DIRECTIONS FOR THIS TASK
Identify every line containing the word "title" and reproduce each one.

PROVIDED ENTRIES
** START **

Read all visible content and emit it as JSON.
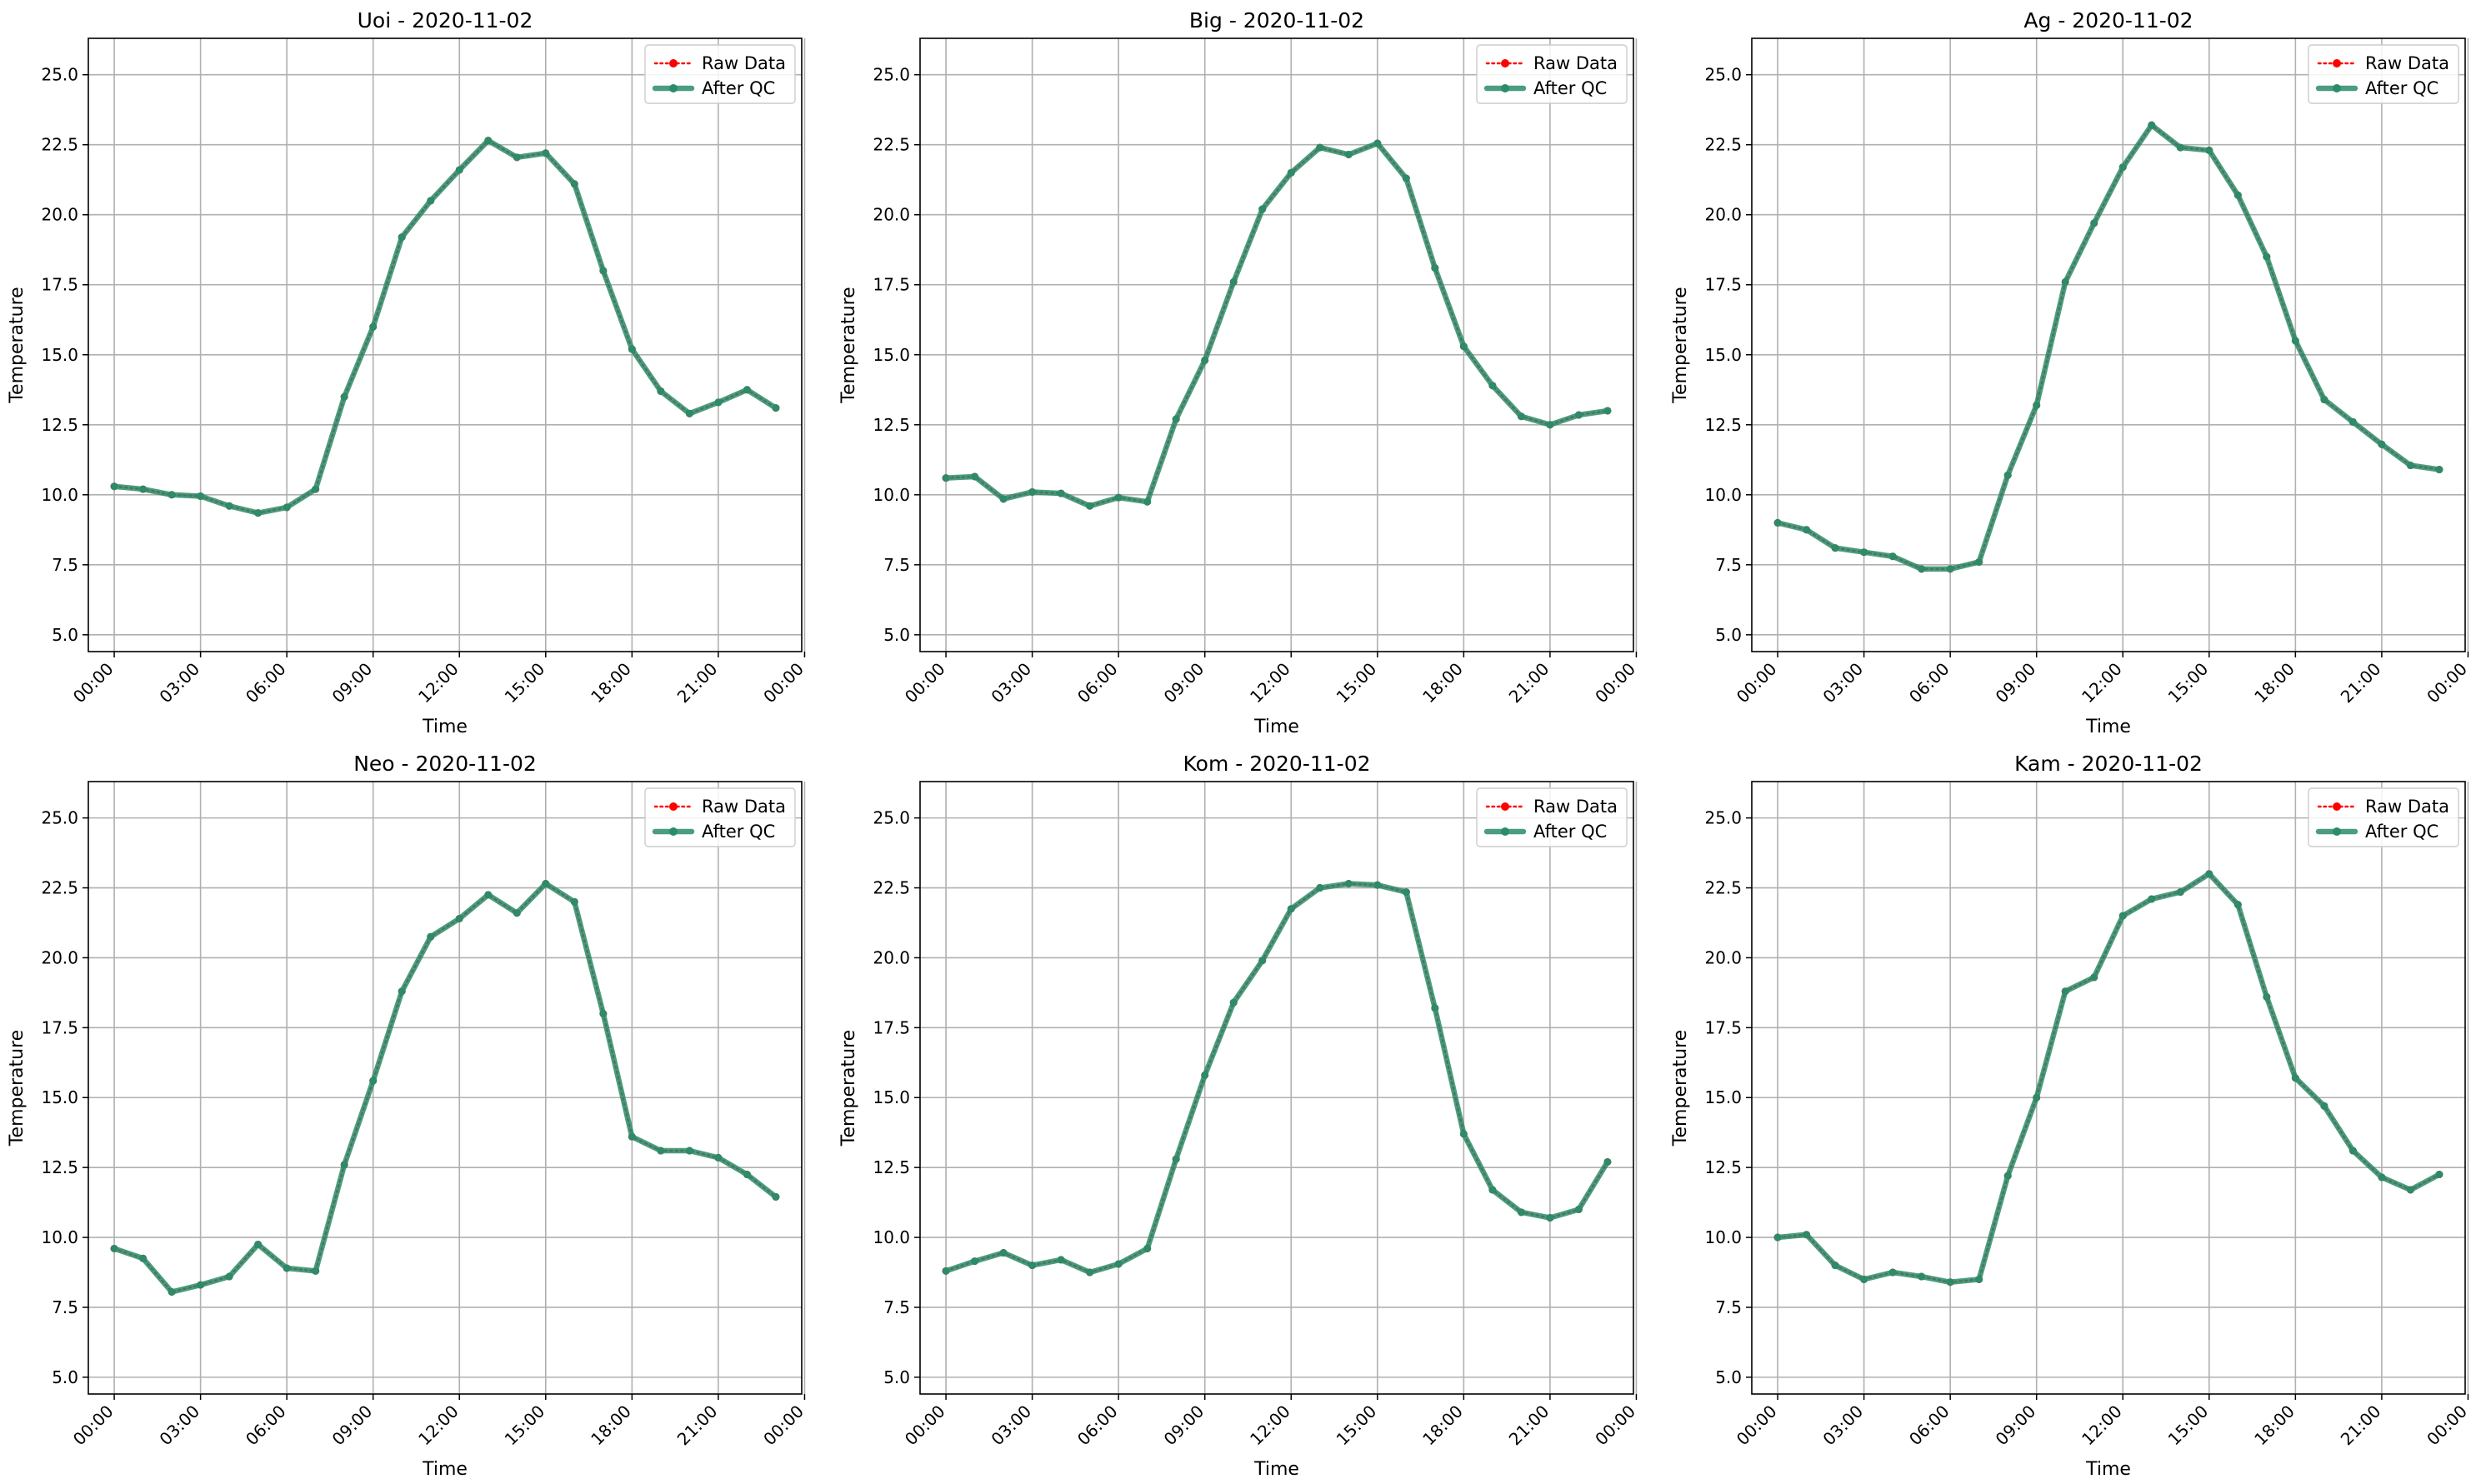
{
  "colors": {
    "raw": "#ff0000",
    "qc": "#2a8c6a",
    "grid": "#b0b0b0",
    "axis": "#000000"
  },
  "chart_data": [
    {
      "type": "line",
      "title": "Uoi - 2020-11-02",
      "xlabel": "Time",
      "ylabel": "Temperature",
      "ylim": [
        4.4,
        26.3
      ],
      "xlim": [
        -0.9,
        23.9
      ],
      "yticks": [
        "5.0",
        "7.5",
        "10.0",
        "12.5",
        "15.0",
        "17.5",
        "20.0",
        "22.5",
        "25.0"
      ],
      "xticks": [
        "00:00",
        "03:00",
        "06:00",
        "09:00",
        "12:00",
        "15:00",
        "18:00",
        "21:00",
        "00:00"
      ],
      "grid": true,
      "legend": "upper-right",
      "x": [
        0,
        1,
        2,
        3,
        4,
        5,
        6,
        7,
        8,
        9,
        10,
        11,
        12,
        13,
        14,
        15,
        16,
        17,
        18,
        19,
        20,
        21,
        22,
        23
      ],
      "series": [
        {
          "name": "Raw Data",
          "values": [
            10.3,
            10.2,
            10.0,
            9.95,
            9.6,
            9.35,
            9.55,
            10.2,
            13.5,
            16.0,
            19.2,
            20.5,
            21.6,
            22.65,
            22.05,
            22.2,
            21.1,
            18.0,
            15.2,
            13.7,
            12.9,
            13.3,
            13.75,
            13.1
          ]
        },
        {
          "name": "After QC",
          "values": [
            10.3,
            10.2,
            10.0,
            9.95,
            9.6,
            9.35,
            9.55,
            10.2,
            13.5,
            16.0,
            19.2,
            20.5,
            21.6,
            22.65,
            22.05,
            22.2,
            21.1,
            18.0,
            15.2,
            13.7,
            12.9,
            13.3,
            13.75,
            13.1
          ]
        }
      ]
    },
    {
      "type": "line",
      "title": "Big - 2020-11-02",
      "xlabel": "Time",
      "ylabel": "Temperature",
      "ylim": [
        4.4,
        26.3
      ],
      "xlim": [
        -0.9,
        23.9
      ],
      "yticks": [
        "5.0",
        "7.5",
        "10.0",
        "12.5",
        "15.0",
        "17.5",
        "20.0",
        "22.5",
        "25.0"
      ],
      "xticks": [
        "00:00",
        "03:00",
        "06:00",
        "09:00",
        "12:00",
        "15:00",
        "18:00",
        "21:00",
        "00:00"
      ],
      "grid": true,
      "legend": "upper-right",
      "x": [
        0,
        1,
        2,
        3,
        4,
        5,
        6,
        7,
        8,
        9,
        10,
        11,
        12,
        13,
        14,
        15,
        16,
        17,
        18,
        19,
        20,
        21,
        22,
        23
      ],
      "series": [
        {
          "name": "Raw Data",
          "values": [
            10.6,
            10.65,
            9.85,
            10.1,
            10.05,
            9.6,
            9.9,
            9.75,
            12.7,
            14.8,
            17.6,
            20.2,
            21.5,
            22.4,
            22.15,
            22.55,
            21.3,
            18.1,
            15.3,
            13.9,
            12.8,
            12.5,
            12.85,
            13.0
          ]
        },
        {
          "name": "After QC",
          "values": [
            10.6,
            10.65,
            9.85,
            10.1,
            10.05,
            9.6,
            9.9,
            9.75,
            12.7,
            14.8,
            17.6,
            20.2,
            21.5,
            22.4,
            22.15,
            22.55,
            21.3,
            18.1,
            15.3,
            13.9,
            12.8,
            12.5,
            12.85,
            13.0
          ]
        }
      ]
    },
    {
      "type": "line",
      "title": "Ag - 2020-11-02",
      "xlabel": "Time",
      "ylabel": "Temperature",
      "ylim": [
        4.4,
        26.3
      ],
      "xlim": [
        -0.9,
        23.9
      ],
      "yticks": [
        "5.0",
        "7.5",
        "10.0",
        "12.5",
        "15.0",
        "17.5",
        "20.0",
        "22.5",
        "25.0"
      ],
      "xticks": [
        "00:00",
        "03:00",
        "06:00",
        "09:00",
        "12:00",
        "15:00",
        "18:00",
        "21:00",
        "00:00"
      ],
      "grid": true,
      "legend": "upper-right",
      "x": [
        0,
        1,
        2,
        3,
        4,
        5,
        6,
        7,
        8,
        9,
        10,
        11,
        12,
        13,
        14,
        15,
        16,
        17,
        18,
        19,
        20,
        21,
        22,
        23
      ],
      "series": [
        {
          "name": "Raw Data",
          "values": [
            9.0,
            8.75,
            8.1,
            7.95,
            7.8,
            7.35,
            7.35,
            7.6,
            10.7,
            13.2,
            17.6,
            19.7,
            21.7,
            23.2,
            22.4,
            22.3,
            20.7,
            18.5,
            15.5,
            13.4,
            12.6,
            11.8,
            11.05,
            10.9
          ]
        },
        {
          "name": "After QC",
          "values": [
            9.0,
            8.75,
            8.1,
            7.95,
            7.8,
            7.35,
            7.35,
            7.6,
            10.7,
            13.2,
            17.6,
            19.7,
            21.7,
            23.2,
            22.4,
            22.3,
            20.7,
            18.5,
            15.5,
            13.4,
            12.6,
            11.8,
            11.05,
            10.9
          ]
        }
      ]
    },
    {
      "type": "line",
      "title": "Neo - 2020-11-02",
      "xlabel": "Time",
      "ylabel": "Temperature",
      "ylim": [
        4.4,
        26.3
      ],
      "xlim": [
        -0.9,
        23.9
      ],
      "yticks": [
        "5.0",
        "7.5",
        "10.0",
        "12.5",
        "15.0",
        "17.5",
        "20.0",
        "22.5",
        "25.0"
      ],
      "xticks": [
        "00:00",
        "03:00",
        "06:00",
        "09:00",
        "12:00",
        "15:00",
        "18:00",
        "21:00",
        "00:00"
      ],
      "grid": true,
      "legend": "upper-right",
      "x": [
        0,
        1,
        2,
        3,
        4,
        5,
        6,
        7,
        8,
        9,
        10,
        11,
        12,
        13,
        14,
        15,
        16,
        17,
        18,
        19,
        20,
        21,
        22,
        23
      ],
      "series": [
        {
          "name": "Raw Data",
          "values": [
            9.6,
            9.25,
            8.05,
            8.3,
            8.6,
            9.75,
            8.9,
            8.8,
            12.6,
            15.6,
            18.8,
            20.75,
            21.4,
            22.25,
            21.6,
            22.65,
            22.0,
            18.0,
            13.6,
            13.1,
            13.1,
            12.85,
            12.25,
            11.45
          ]
        },
        {
          "name": "After QC",
          "values": [
            9.6,
            9.25,
            8.05,
            8.3,
            8.6,
            9.75,
            8.9,
            8.8,
            12.6,
            15.6,
            18.8,
            20.75,
            21.4,
            22.25,
            21.6,
            22.65,
            22.0,
            18.0,
            13.6,
            13.1,
            13.1,
            12.85,
            12.25,
            11.45
          ]
        }
      ]
    },
    {
      "type": "line",
      "title": "Kom - 2020-11-02",
      "xlabel": "Time",
      "ylabel": "Temperature",
      "ylim": [
        4.4,
        26.3
      ],
      "xlim": [
        -0.9,
        23.9
      ],
      "yticks": [
        "5.0",
        "7.5",
        "10.0",
        "12.5",
        "15.0",
        "17.5",
        "20.0",
        "22.5",
        "25.0"
      ],
      "xticks": [
        "00:00",
        "03:00",
        "06:00",
        "09:00",
        "12:00",
        "15:00",
        "18:00",
        "21:00",
        "00:00"
      ],
      "grid": true,
      "legend": "upper-right",
      "x": [
        0,
        1,
        2,
        3,
        4,
        5,
        6,
        7,
        8,
        9,
        10,
        11,
        12,
        13,
        14,
        15,
        16,
        17,
        18,
        19,
        20,
        21,
        22,
        23
      ],
      "series": [
        {
          "name": "Raw Data",
          "values": [
            8.8,
            9.15,
            9.45,
            9.0,
            9.2,
            8.75,
            9.05,
            9.6,
            12.8,
            15.8,
            18.4,
            19.9,
            21.75,
            22.5,
            22.65,
            22.6,
            22.35,
            18.2,
            13.7,
            11.7,
            10.9,
            10.7,
            11.0,
            12.7
          ]
        },
        {
          "name": "After QC",
          "values": [
            8.8,
            9.15,
            9.45,
            9.0,
            9.2,
            8.75,
            9.05,
            9.6,
            12.8,
            15.8,
            18.4,
            19.9,
            21.75,
            22.5,
            22.65,
            22.6,
            22.35,
            18.2,
            13.7,
            11.7,
            10.9,
            10.7,
            11.0,
            12.7
          ]
        }
      ]
    },
    {
      "type": "line",
      "title": "Kam - 2020-11-02",
      "xlabel": "Time",
      "ylabel": "Temperature",
      "ylim": [
        4.4,
        26.3
      ],
      "xlim": [
        -0.9,
        23.9
      ],
      "yticks": [
        "5.0",
        "7.5",
        "10.0",
        "12.5",
        "15.0",
        "17.5",
        "20.0",
        "22.5",
        "25.0"
      ],
      "xticks": [
        "00:00",
        "03:00",
        "06:00",
        "09:00",
        "12:00",
        "15:00",
        "18:00",
        "21:00",
        "00:00"
      ],
      "grid": true,
      "legend": "upper-right",
      "x": [
        0,
        1,
        2,
        3,
        4,
        5,
        6,
        7,
        8,
        9,
        10,
        11,
        12,
        13,
        14,
        15,
        16,
        17,
        18,
        19,
        20,
        21,
        22,
        23
      ],
      "series": [
        {
          "name": "Raw Data",
          "values": [
            10.0,
            10.1,
            9.0,
            8.5,
            8.75,
            8.6,
            8.4,
            8.5,
            12.2,
            15.0,
            18.8,
            19.3,
            21.5,
            22.1,
            22.35,
            23.0,
            21.9,
            18.6,
            15.7,
            14.7,
            13.1,
            12.15,
            11.7,
            12.25
          ]
        },
        {
          "name": "After QC",
          "values": [
            10.0,
            10.1,
            9.0,
            8.5,
            8.75,
            8.6,
            8.4,
            8.5,
            12.2,
            15.0,
            18.8,
            19.3,
            21.5,
            22.1,
            22.35,
            23.0,
            21.9,
            18.6,
            15.7,
            14.7,
            13.1,
            12.15,
            11.7,
            12.25
          ]
        }
      ]
    }
  ]
}
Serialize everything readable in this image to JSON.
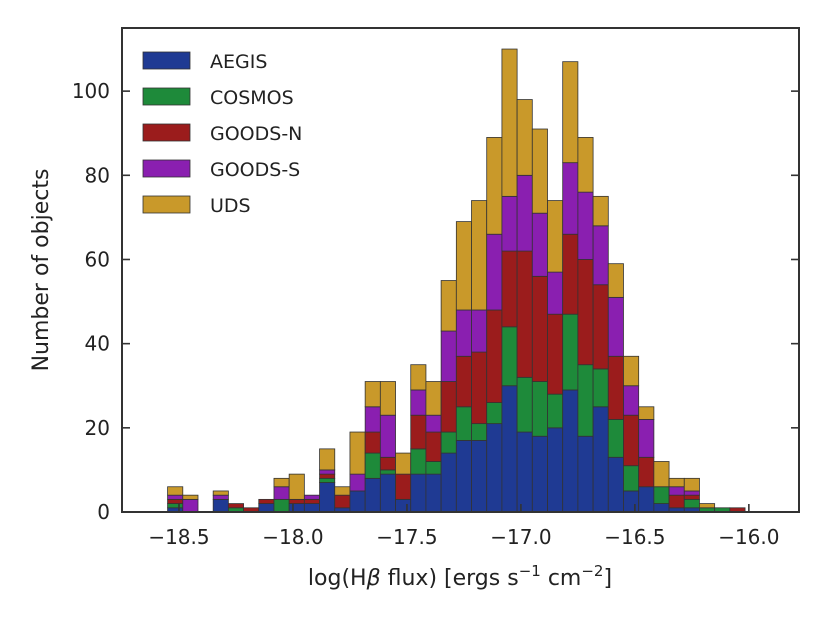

** END **

RESULT OF THE EXERCISE
      "title": "Uoi - 2020-11-02",
      "title": "Big - 2020-11-02",
      "title": "Ag - 2020-11-02",
      "title": "Neo - 2020-11-02",
      "title": "Kom - 2020-11-02",
      "title": "Kam - 2020-11-02",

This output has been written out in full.